> _ENTRIES_:
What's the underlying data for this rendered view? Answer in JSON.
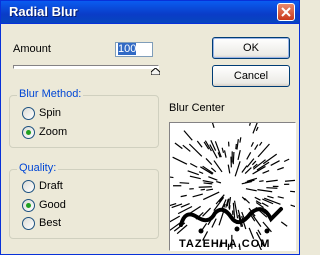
{
  "dialog": {
    "title": "Radial Blur"
  },
  "amount": {
    "label": "Amount",
    "value": "100"
  },
  "blur_method": {
    "title": "Blur Method:",
    "options": [
      "Spin",
      "Zoom"
    ],
    "selected": "Zoom"
  },
  "quality": {
    "title": "Quality:",
    "options": [
      "Draft",
      "Good",
      "Best"
    ],
    "selected": "Good"
  },
  "buttons": {
    "ok": "OK",
    "cancel": "Cancel"
  },
  "preview": {
    "label": "Blur Center"
  },
  "watermark": {
    "text": "TAZEHHA.COM"
  },
  "icons": {
    "close": "close-icon"
  }
}
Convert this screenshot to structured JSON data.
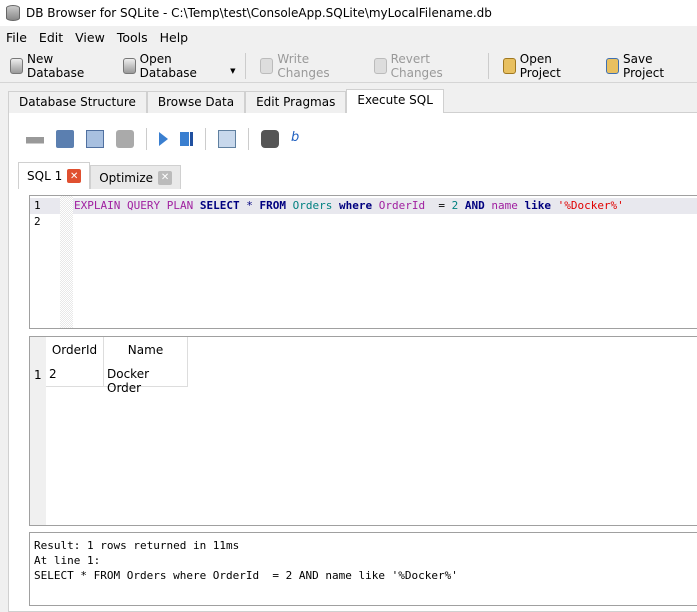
{
  "window": {
    "title": "DB Browser for SQLite - C:\\Temp\\test\\ConsoleApp.SQLite\\myLocalFilename.db"
  },
  "menu": [
    "File",
    "Edit",
    "View",
    "Tools",
    "Help"
  ],
  "toolbar": {
    "new_db": "New Database",
    "open_db": "Open Database",
    "write": "Write Changes",
    "revert": "Revert Changes",
    "open_project": "Open Project",
    "save_project": "Save Project"
  },
  "main_tabs": [
    "Database Structure",
    "Browse Data",
    "Edit Pragmas",
    "Execute SQL"
  ],
  "sql_tabs": [
    "SQL 1",
    "Optimize"
  ],
  "editor": {
    "line_numbers": [
      "1",
      "2"
    ],
    "tokens": [
      {
        "t": "EXPLAIN QUERY PLAN ",
        "c": "#a020a0"
      },
      {
        "t": "SELECT",
        "c": "#00007f",
        "b": true
      },
      {
        "t": " * ",
        "c": "#00007f"
      },
      {
        "t": "FROM",
        "c": "#00007f",
        "b": true
      },
      {
        "t": " ",
        "c": "#000"
      },
      {
        "t": "Orders",
        "c": "#008080"
      },
      {
        "t": " ",
        "c": "#000"
      },
      {
        "t": "where",
        "c": "#00007f",
        "b": true
      },
      {
        "t": " ",
        "c": "#000"
      },
      {
        "t": "OrderId",
        "c": "#a020a0"
      },
      {
        "t": "  = ",
        "c": "#000"
      },
      {
        "t": "2",
        "c": "#008080"
      },
      {
        "t": " ",
        "c": "#000"
      },
      {
        "t": "AND",
        "c": "#00007f",
        "b": true
      },
      {
        "t": " ",
        "c": "#000"
      },
      {
        "t": "name",
        "c": "#a020a0"
      },
      {
        "t": " ",
        "c": "#000"
      },
      {
        "t": "like",
        "c": "#00007f",
        "b": true
      },
      {
        "t": " ",
        "c": "#000"
      },
      {
        "t": "'%Docker%'",
        "c": "#e00000"
      }
    ]
  },
  "grid": {
    "columns": [
      "OrderId",
      "Name"
    ],
    "rows": [
      {
        "num": "1",
        "cells": [
          "2",
          "Docker Order"
        ]
      }
    ]
  },
  "result": {
    "lines": [
      "Result: 1 rows returned in 11ms",
      "At line 1:",
      "SELECT * FROM Orders where OrderId  = 2 AND name like '%Docker%'"
    ]
  }
}
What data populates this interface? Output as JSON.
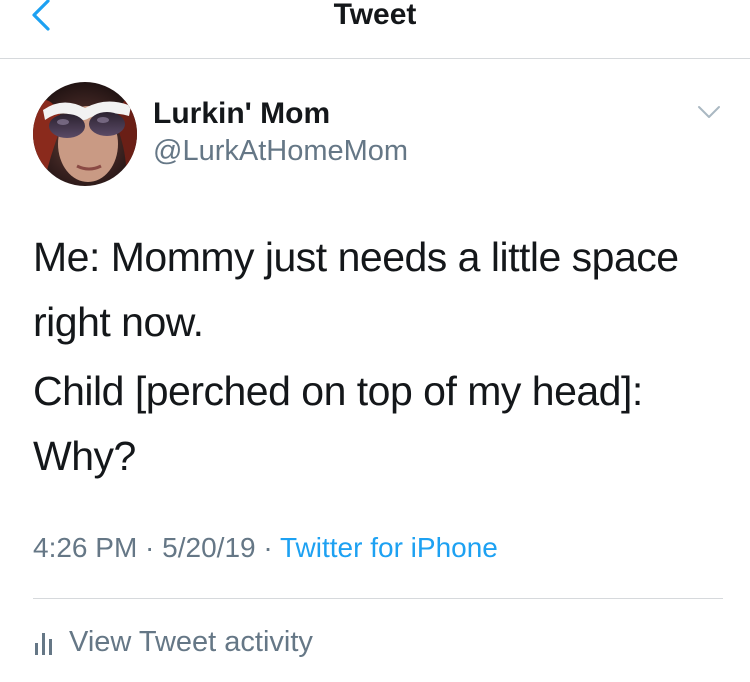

> _REQUIREMENTS_: A number is the only answer here: how many lines of the material above contain "title"?

> _TASK OUTPUT_: 4